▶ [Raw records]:
# # # # #
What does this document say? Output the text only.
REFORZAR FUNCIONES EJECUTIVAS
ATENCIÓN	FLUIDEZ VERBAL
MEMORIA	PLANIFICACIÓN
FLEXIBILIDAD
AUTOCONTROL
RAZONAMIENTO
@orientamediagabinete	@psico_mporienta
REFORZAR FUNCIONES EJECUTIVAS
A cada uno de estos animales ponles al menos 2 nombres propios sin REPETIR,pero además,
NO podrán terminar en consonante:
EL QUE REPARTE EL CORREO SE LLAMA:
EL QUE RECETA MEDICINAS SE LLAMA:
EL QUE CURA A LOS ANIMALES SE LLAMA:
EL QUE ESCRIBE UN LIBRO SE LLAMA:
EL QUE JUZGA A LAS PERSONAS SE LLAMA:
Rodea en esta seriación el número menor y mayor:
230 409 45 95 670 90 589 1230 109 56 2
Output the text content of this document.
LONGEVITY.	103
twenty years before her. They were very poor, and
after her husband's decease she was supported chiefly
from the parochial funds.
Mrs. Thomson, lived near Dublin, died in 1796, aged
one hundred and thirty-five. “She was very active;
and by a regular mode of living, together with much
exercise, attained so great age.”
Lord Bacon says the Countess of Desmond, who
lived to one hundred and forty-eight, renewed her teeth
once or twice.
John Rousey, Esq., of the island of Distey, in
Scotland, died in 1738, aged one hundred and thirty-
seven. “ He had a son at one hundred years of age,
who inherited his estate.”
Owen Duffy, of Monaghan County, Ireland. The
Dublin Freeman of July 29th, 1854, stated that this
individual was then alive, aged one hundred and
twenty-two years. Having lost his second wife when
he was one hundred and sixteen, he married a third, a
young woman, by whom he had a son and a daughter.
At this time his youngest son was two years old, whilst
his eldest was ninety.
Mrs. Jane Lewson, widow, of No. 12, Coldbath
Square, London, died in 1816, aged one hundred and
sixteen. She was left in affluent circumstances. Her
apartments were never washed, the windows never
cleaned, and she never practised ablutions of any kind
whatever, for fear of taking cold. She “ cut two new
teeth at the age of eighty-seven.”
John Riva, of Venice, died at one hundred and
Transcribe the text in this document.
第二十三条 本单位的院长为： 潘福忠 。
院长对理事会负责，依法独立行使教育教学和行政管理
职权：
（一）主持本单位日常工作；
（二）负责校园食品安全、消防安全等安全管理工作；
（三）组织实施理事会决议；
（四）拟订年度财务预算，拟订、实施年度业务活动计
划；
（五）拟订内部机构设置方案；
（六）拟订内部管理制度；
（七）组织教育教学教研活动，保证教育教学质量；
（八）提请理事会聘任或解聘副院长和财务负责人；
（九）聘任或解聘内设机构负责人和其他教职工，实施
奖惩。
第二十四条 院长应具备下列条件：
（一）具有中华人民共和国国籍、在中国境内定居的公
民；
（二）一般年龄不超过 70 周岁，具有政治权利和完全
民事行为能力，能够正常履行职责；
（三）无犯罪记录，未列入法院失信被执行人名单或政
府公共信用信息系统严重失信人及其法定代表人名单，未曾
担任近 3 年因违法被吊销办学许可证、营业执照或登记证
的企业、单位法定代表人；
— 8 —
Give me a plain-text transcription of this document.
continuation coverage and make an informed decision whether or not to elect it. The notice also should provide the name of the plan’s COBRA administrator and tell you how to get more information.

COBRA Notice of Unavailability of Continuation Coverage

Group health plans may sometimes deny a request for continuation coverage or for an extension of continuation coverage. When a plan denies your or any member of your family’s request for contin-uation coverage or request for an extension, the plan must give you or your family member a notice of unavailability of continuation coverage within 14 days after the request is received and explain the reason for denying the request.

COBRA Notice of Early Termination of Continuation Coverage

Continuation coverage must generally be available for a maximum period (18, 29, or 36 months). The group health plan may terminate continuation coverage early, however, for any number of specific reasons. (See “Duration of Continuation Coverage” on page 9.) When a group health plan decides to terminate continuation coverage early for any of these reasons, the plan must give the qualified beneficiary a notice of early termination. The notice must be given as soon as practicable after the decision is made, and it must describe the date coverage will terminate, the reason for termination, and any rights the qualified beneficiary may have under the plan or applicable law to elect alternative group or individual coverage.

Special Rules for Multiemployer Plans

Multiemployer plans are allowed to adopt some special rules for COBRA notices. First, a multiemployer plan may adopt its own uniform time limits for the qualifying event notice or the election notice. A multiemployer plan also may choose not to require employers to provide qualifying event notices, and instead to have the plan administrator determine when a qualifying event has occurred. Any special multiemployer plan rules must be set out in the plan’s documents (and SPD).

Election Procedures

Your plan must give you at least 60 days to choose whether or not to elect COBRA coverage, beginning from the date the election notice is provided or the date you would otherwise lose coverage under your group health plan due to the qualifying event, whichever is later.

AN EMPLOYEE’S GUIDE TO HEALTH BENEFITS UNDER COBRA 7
# # # # #
▶ [Exercise directions]: Look through the entries above and report each line where the string "text" occurs.

▶ [Solution to this exercise]:
What does this document say? Output the text only.
Output the text content of this document.
Transcribe the text in this document.
Give me a plain-text transcription of this document.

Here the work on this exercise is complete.